> PROBLEM
Please pick out each row below that contains the word "Principal", and copy every such row in full.

> TASK DATA
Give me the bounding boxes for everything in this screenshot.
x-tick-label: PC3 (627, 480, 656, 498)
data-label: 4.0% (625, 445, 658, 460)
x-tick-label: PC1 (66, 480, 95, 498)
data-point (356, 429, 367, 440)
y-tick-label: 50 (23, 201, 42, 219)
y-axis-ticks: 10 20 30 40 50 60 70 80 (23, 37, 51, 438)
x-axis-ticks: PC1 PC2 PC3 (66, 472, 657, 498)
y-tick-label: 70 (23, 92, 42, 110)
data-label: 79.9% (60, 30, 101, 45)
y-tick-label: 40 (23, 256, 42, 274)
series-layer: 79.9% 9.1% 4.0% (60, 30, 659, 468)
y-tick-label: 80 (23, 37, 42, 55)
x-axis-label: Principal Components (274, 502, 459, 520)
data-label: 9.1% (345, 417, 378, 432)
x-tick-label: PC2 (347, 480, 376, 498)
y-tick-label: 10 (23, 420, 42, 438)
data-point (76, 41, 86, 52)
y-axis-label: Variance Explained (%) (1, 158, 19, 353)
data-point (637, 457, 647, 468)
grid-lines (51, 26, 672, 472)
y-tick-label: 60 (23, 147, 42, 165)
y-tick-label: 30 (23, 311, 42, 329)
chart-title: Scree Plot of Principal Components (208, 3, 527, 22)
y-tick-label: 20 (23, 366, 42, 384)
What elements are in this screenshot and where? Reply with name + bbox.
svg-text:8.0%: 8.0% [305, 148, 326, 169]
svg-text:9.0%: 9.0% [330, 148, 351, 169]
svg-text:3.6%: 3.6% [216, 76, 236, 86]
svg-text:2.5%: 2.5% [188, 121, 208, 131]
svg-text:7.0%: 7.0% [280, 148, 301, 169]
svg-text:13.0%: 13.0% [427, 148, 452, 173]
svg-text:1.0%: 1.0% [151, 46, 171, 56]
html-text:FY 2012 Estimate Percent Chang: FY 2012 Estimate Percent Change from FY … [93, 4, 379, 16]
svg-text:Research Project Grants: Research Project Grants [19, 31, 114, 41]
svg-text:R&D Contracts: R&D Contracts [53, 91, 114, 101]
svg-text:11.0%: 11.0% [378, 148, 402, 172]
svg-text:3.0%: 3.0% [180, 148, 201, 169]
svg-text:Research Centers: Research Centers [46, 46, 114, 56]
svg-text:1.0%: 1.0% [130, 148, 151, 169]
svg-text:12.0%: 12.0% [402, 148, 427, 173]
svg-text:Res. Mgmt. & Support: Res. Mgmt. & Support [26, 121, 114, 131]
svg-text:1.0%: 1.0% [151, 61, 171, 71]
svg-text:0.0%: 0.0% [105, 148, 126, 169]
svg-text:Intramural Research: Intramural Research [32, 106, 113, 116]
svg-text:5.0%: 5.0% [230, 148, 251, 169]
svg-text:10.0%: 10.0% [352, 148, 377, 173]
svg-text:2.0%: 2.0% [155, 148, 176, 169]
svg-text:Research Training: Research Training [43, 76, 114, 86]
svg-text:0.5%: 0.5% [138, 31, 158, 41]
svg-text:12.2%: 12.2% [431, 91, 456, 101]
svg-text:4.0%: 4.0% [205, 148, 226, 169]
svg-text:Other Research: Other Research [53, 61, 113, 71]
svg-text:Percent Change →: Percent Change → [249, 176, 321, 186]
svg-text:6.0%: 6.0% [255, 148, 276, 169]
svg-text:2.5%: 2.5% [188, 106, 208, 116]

==

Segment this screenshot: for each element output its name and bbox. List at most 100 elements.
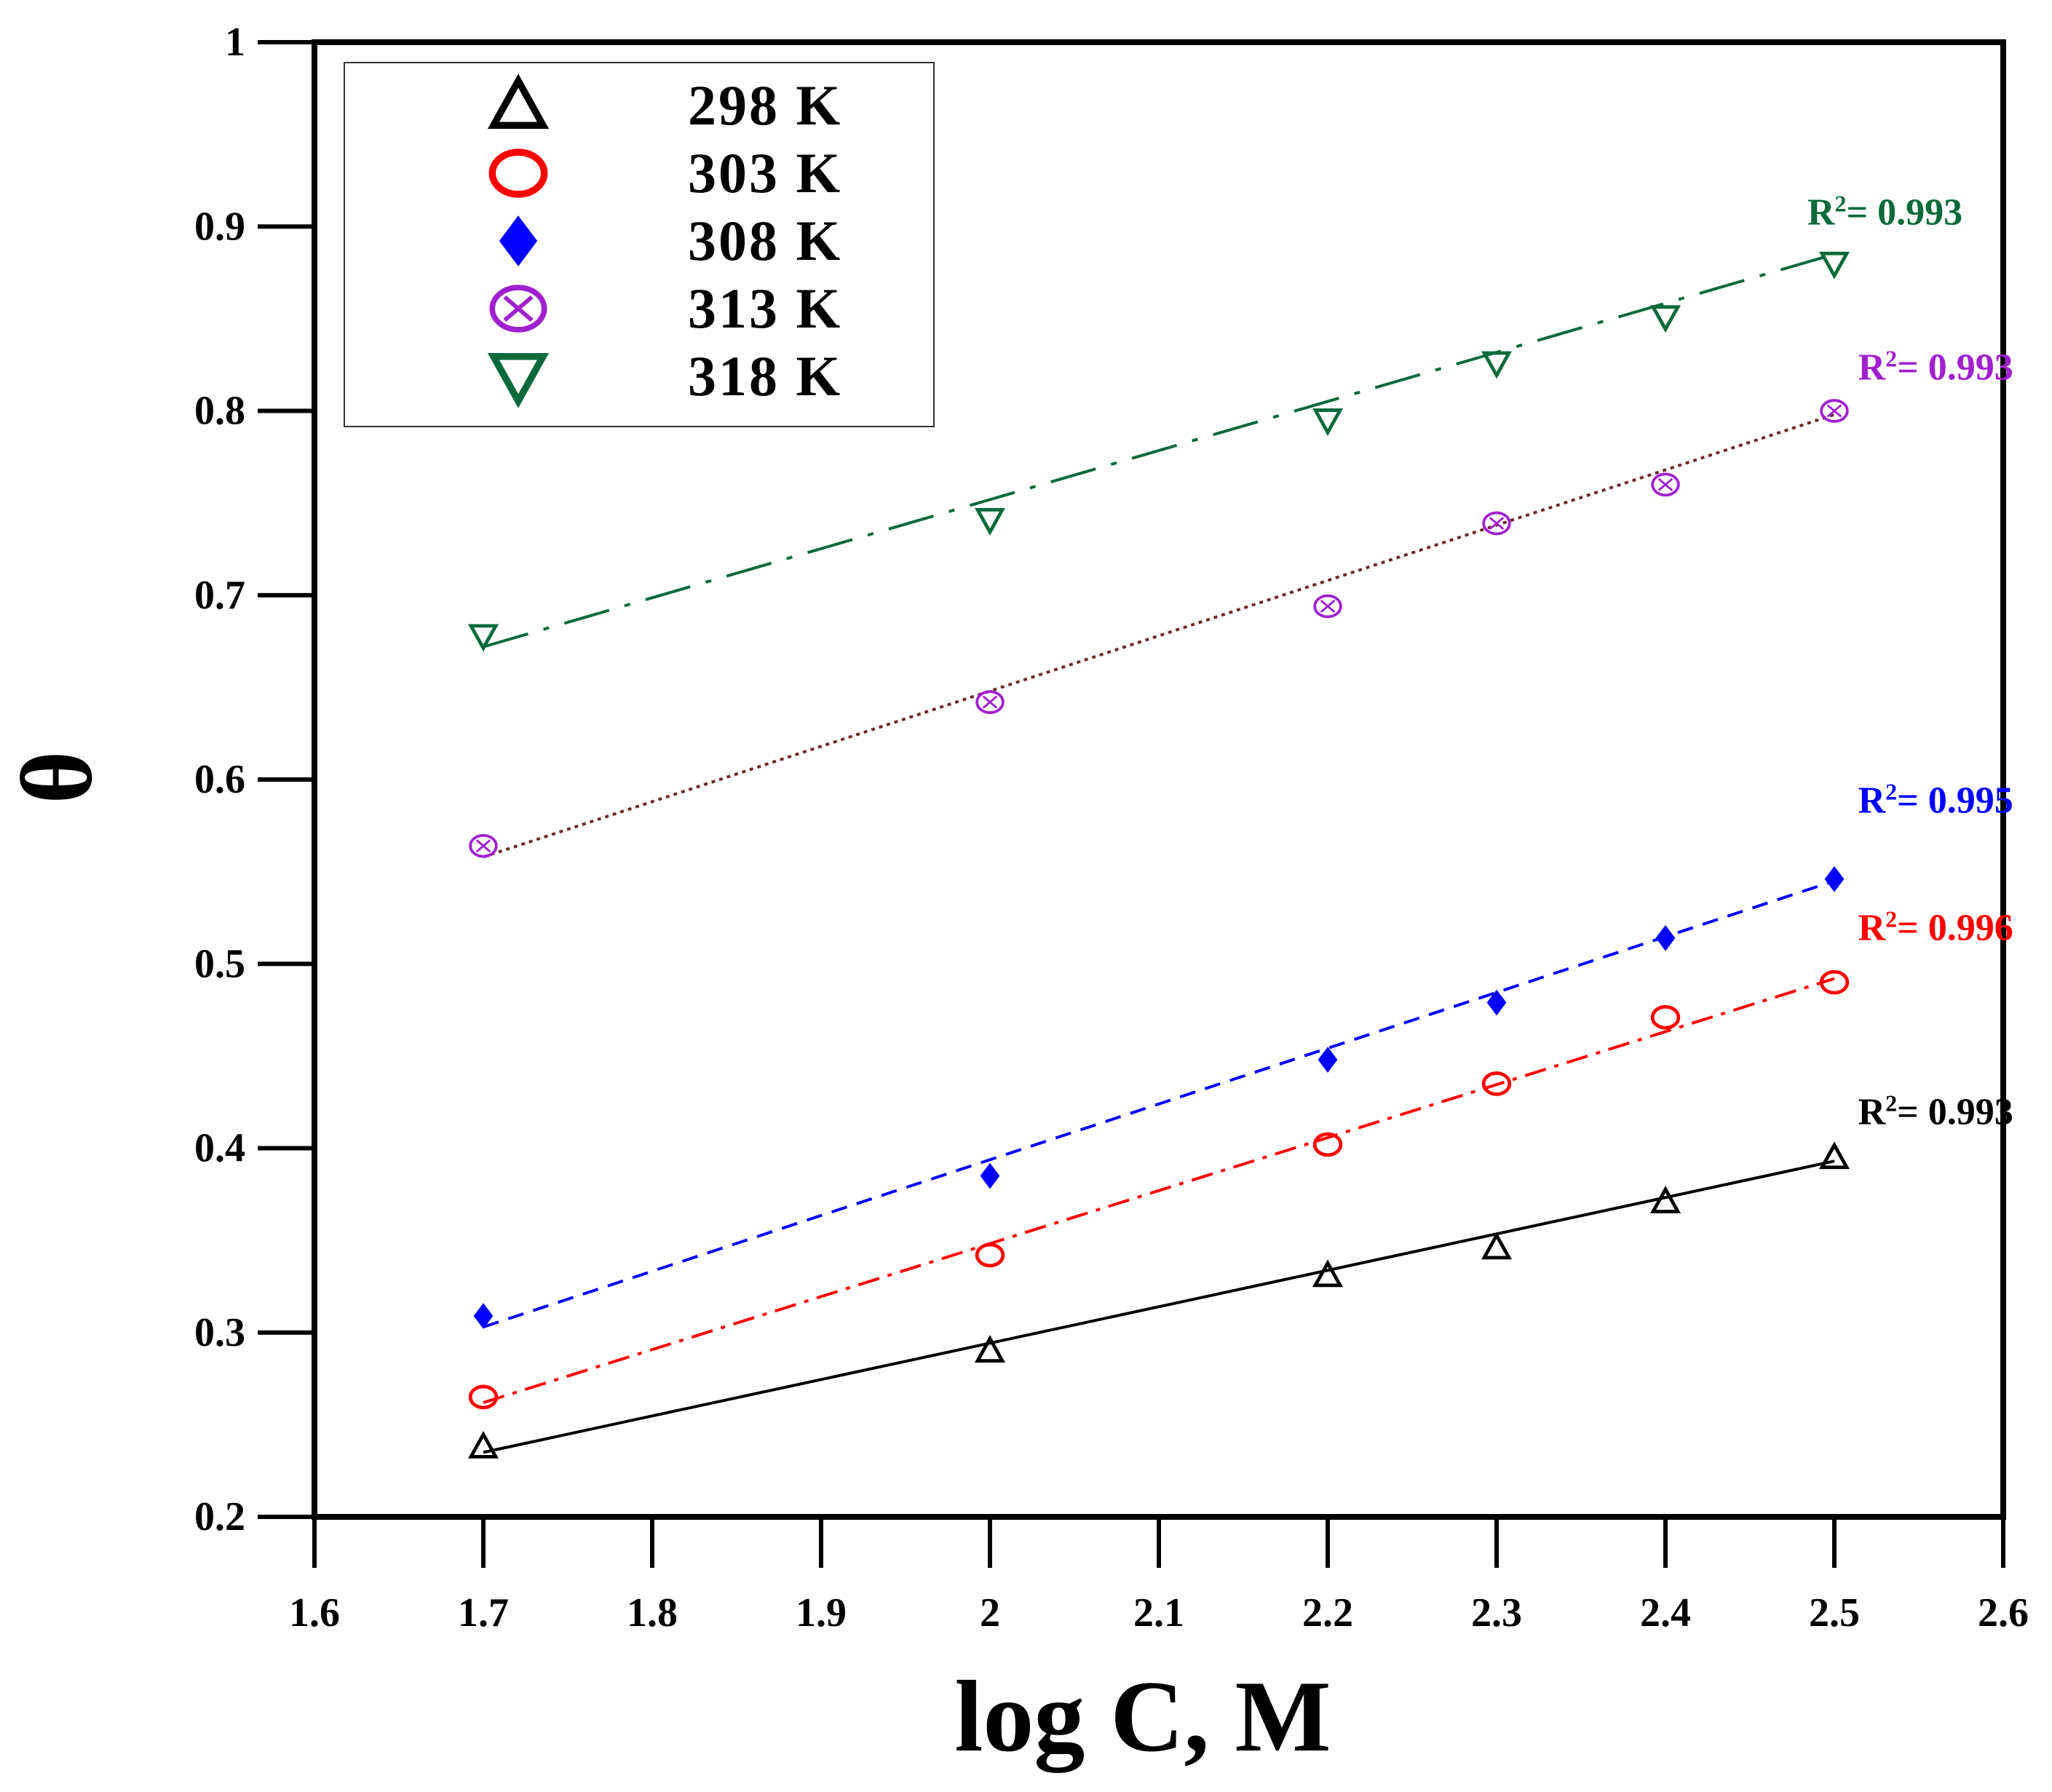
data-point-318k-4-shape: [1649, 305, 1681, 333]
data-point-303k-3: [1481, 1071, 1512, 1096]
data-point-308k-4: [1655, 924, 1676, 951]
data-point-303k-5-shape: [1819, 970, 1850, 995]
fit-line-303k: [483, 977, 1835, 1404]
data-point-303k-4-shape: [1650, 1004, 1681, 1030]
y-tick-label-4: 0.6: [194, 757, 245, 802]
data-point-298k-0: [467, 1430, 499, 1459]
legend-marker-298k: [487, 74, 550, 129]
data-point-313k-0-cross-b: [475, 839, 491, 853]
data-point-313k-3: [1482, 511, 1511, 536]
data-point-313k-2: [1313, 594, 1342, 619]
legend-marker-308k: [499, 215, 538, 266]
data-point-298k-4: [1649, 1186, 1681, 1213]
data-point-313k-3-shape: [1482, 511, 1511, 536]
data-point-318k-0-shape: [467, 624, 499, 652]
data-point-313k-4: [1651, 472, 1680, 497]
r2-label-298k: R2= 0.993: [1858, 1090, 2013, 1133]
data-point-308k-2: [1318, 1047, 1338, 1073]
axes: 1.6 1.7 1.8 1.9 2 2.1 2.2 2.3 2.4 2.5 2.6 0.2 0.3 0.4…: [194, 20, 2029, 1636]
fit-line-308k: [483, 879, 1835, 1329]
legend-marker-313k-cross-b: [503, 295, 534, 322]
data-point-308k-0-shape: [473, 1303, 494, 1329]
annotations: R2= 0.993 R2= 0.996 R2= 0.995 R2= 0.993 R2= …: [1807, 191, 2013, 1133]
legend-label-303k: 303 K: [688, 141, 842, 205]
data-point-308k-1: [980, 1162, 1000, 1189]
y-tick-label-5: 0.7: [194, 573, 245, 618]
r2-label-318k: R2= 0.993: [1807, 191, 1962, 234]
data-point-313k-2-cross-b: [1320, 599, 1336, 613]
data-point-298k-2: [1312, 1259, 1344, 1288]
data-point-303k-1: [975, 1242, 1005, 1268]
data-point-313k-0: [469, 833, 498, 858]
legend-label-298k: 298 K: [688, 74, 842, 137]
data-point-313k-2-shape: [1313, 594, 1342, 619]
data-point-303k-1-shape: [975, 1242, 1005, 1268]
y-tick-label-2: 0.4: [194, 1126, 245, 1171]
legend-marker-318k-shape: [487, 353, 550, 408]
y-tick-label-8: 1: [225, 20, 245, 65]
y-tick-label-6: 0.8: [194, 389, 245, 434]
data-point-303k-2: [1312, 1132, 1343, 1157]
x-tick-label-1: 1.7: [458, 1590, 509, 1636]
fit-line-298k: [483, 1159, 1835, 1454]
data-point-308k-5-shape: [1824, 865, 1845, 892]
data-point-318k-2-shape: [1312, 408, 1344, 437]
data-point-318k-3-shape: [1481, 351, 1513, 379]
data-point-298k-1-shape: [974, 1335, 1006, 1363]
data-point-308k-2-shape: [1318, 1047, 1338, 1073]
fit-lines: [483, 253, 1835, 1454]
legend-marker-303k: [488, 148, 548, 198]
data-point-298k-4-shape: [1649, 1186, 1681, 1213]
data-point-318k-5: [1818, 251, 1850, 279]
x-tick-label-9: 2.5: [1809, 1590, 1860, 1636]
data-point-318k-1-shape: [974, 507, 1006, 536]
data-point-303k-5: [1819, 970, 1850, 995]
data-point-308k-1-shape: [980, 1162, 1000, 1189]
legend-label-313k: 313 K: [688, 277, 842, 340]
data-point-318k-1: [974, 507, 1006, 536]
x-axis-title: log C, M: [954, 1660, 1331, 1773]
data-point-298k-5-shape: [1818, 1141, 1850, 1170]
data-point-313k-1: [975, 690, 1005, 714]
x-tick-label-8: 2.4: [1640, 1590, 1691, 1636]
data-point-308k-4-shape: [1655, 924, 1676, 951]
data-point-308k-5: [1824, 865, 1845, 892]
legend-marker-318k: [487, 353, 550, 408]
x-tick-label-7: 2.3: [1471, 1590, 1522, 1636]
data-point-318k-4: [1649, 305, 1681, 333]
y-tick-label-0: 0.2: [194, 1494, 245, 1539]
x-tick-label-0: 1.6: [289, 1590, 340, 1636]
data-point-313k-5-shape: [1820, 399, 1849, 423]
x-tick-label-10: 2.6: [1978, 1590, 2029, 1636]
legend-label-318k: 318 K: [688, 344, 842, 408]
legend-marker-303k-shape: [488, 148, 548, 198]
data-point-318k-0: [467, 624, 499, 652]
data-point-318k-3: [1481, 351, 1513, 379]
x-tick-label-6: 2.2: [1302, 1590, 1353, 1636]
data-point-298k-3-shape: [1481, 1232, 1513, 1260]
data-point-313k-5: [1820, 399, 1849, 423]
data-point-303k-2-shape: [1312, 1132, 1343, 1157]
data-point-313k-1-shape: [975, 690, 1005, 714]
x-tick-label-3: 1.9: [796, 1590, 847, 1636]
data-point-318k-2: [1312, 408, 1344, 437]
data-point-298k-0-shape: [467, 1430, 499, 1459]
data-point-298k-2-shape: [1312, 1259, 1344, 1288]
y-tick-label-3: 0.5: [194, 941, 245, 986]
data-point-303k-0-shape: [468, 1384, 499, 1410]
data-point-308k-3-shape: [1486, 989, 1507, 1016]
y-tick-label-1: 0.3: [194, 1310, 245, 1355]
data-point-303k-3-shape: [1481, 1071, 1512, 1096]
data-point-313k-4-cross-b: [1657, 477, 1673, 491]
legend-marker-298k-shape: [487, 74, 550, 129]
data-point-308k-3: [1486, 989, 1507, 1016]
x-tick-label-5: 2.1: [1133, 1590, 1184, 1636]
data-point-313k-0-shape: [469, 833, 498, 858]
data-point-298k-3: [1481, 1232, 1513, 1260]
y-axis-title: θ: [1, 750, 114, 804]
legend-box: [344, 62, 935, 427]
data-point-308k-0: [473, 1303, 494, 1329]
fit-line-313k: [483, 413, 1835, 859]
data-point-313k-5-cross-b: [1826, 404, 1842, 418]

> FINISHED EXERCISE
x-axis-label: Principal Components (274, 502, 459, 520)
chart-title: Scree Plot of Principal Components (208, 3, 527, 22)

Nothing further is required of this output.